* [Set exercise] In the discussion of skipping below, copy out the part that runs from "Until someone else" through "Anecdote alert!", putting "upward" in place of "vertical" each time it appears.

* [Reading passage]
================
Is skipping a more efficient gait than walking or running?

This past weekend I was over at a buddy’s house while his daughter and her friends were playing in the backyard. The kids were skipping up and down the driveway as part of some game they were playing and never seemed to get tired, so my buddy and I got to wondering if skipping was a better way to move faster and use less energy.

Being hopeless dweebs we did our own experiments, taking turns walking fast, skipping and running down the driveway. (Yeah, two grown men were skipping, tra la la la la. Who cares what the neighbors think.) Anyway, skipping at a moderate pace wasn’t as fast as running, obviously, but I think we probably could have done it for a lot longer. It sure beat fast walking in terms of ground covered in a given amount of time, not that I think skipping will ever replace double-time marches in the army.

Does anybody know if real studies have been done on the biomechanics of skipping in comparison to walking or running? Is skipping really more efficient, or does it just seem that way?

You think not? Damn! And my plans for world domination were almost complete.

Until someone else turns up with some hard data, I’ll just say that I don’t see how it can be more efficient than walking, as it includes a fair bit of vertical motion.

Well, a decent skip has a lot of forward motion as well as vertical. We were thinking that maybe the bit of spring in a skip would factor in somehow, a little like kangaroo hops.

Or maybe it was just the hops in the beer affecting our perceptions.

Anecdote alert!

I once had to skip for a quarter of a mile. Well, I suppose I didn’t have to, I think I volunteered. It was part of a relay race, and our pool of potential teammates was small enough that even the non-athletic had to cooperate. And we didn’t lose! (We came in 3rd of 4 teams. And an eternity behind teams one and two–and only beat team four because they had a mishap with the rowboat).
================
* [Stored data]
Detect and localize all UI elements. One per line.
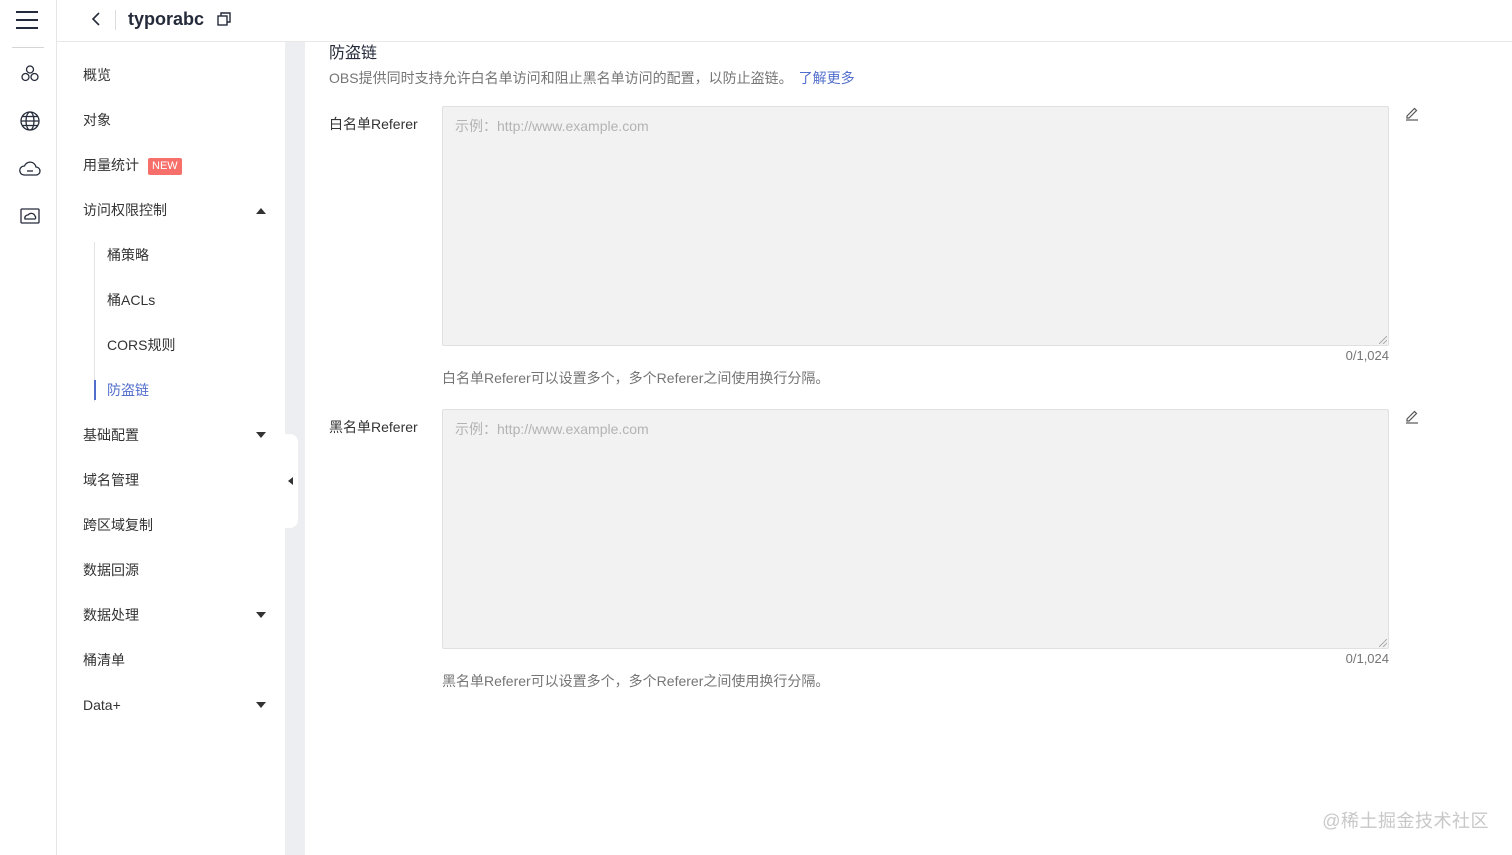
================
* [Result]
Until someone else turns up with some hard data, I’ll just say that I don’t see how it can be more efficient than walking, as it includes a fair bit of upward motion.

Well, a decent skip has a lot of forward motion as well as upward. We were thinking that maybe the bit of spring in a skip would factor in somehow, a little like kangaroo hops.

Or maybe it was just the hops in the beer affecting our perceptions.

Anecdote alert!